# start of GIVEN RECORDS

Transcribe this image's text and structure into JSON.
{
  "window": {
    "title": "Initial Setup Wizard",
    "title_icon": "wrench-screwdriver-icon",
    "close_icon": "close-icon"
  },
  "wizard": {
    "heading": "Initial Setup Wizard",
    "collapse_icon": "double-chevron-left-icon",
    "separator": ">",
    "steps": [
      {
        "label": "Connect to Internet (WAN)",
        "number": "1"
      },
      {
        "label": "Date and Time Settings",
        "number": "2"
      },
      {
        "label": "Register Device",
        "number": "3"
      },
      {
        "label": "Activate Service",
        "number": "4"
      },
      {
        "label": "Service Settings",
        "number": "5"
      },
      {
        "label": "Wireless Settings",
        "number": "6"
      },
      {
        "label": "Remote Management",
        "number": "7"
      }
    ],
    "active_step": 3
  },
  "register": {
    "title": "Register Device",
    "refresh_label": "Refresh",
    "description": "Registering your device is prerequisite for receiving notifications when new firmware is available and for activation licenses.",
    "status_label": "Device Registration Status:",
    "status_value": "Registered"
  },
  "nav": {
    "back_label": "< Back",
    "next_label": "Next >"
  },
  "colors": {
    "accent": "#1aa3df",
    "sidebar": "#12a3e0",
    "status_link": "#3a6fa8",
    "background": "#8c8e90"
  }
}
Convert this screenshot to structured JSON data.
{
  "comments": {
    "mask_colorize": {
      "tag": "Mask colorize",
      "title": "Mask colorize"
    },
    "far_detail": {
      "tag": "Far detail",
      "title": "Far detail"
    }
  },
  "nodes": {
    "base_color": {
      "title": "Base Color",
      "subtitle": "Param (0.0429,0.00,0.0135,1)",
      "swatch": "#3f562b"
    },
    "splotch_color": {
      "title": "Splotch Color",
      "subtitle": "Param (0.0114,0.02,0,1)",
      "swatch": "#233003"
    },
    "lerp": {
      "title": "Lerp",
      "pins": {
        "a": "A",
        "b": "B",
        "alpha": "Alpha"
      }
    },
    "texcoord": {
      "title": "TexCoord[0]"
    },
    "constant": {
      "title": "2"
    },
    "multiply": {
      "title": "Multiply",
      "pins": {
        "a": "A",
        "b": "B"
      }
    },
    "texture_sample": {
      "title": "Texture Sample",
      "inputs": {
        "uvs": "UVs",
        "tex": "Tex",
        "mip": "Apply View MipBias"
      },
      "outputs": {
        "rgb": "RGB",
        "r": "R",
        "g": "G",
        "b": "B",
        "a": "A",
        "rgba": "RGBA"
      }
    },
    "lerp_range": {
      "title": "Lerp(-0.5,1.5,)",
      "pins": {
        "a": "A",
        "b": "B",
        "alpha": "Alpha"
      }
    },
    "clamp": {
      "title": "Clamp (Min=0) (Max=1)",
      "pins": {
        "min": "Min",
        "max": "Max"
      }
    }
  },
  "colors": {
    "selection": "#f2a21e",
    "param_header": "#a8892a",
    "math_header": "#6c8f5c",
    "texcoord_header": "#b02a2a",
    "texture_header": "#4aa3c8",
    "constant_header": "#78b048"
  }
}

# end of GIVEN RECORDS

REQUIREMENT
Repeat the data above exactly.

RESULT OF THE TASK
Transcribe this image's text and structure into JSON.
{
  "window": {
    "title": "Initial Setup Wizard",
    "title_icon": "wrench-screwdriver-icon",
    "close_icon": "close-icon"
  },
  "wizard": {
    "heading": "Initial Setup Wizard",
    "collapse_icon": "double-chevron-left-icon",
    "separator": ">",
    "steps": [
      {
        "label": "Connect to Internet (WAN)",
        "number": "1"
      },
      {
        "label": "Date and Time Settings",
        "number": "2"
      },
      {
        "label": "Register Device",
        "number": "3"
      },
      {
        "label": "Activate Service",
        "number": "4"
      },
      {
        "label": "Service Settings",
        "number": "5"
      },
      {
        "label": "Wireless Settings",
        "number": "6"
      },
      {
        "label": "Remote Management",
        "number": "7"
      }
    ],
    "active_step": 3
  },
  "register": {
    "title": "Register Device",
    "refresh_label": "Refresh",
    "description": "Registering your device is prerequisite for receiving notifications when new firmware is available and for activation licenses.",
    "status_label": "Device Registration Status:",
    "status_value": "Registered"
  },
  "nav": {
    "back_label": "< Back",
    "next_label": "Next >"
  },
  "colors": {
    "accent": "#1aa3df",
    "sidebar": "#12a3e0",
    "status_link": "#3a6fa8",
    "background": "#8c8e90"
  }
}
Convert this screenshot to structured JSON data.
{
  "comments": {
    "mask_colorize": {
      "tag": "Mask colorize",
      "title": "Mask colorize"
    },
    "far_detail": {
      "tag": "Far detail",
      "title": "Far detail"
    }
  },
  "nodes": {
    "base_color": {
      "title": "Base Color",
      "subtitle": "Param (0.0429,0.00,0.0135,1)",
      "swatch": "#3f562b"
    },
    "splotch_color": {
      "title": "Splotch Color",
      "subtitle": "Param (0.0114,0.02,0,1)",
      "swatch": "#233003"
    },
    "lerp": {
      "title": "Lerp",
      "pins": {
        "a": "A",
        "b": "B",
        "alpha": "Alpha"
      }
    },
    "texcoord": {
      "title": "TexCoord[0]"
    },
    "constant": {
      "title": "2"
    },
    "multiply": {
      "title": "Multiply",
      "pins": {
        "a": "A",
        "b": "B"
      }
    },
    "texture_sample": {
      "title": "Texture Sample",
      "inputs": {
        "uvs": "UVs",
        "tex": "Tex",
        "mip": "Apply View MipBias"
      },
      "outputs": {
        "rgb": "RGB",
        "r": "R",
        "g": "G",
        "b": "B",
        "a": "A",
        "rgba": "RGBA"
      }
    },
    "lerp_range": {
      "title": "Lerp(-0.5,1.5,)",
      "pins": {
        "a": "A",
        "b": "B",
        "alpha": "Alpha"
      }
    },
    "clamp": {
      "title": "Clamp (Min=0) (Max=1)",
      "pins": {
        "min": "Min",
        "max": "Max"
      }
    }
  },
  "colors": {
    "selection": "#f2a21e",
    "param_header": "#a8892a",
    "math_header": "#6c8f5c",
    "texcoord_header": "#b02a2a",
    "texture_header": "#4aa3c8",
    "constant_header": "#78b048"
  }
}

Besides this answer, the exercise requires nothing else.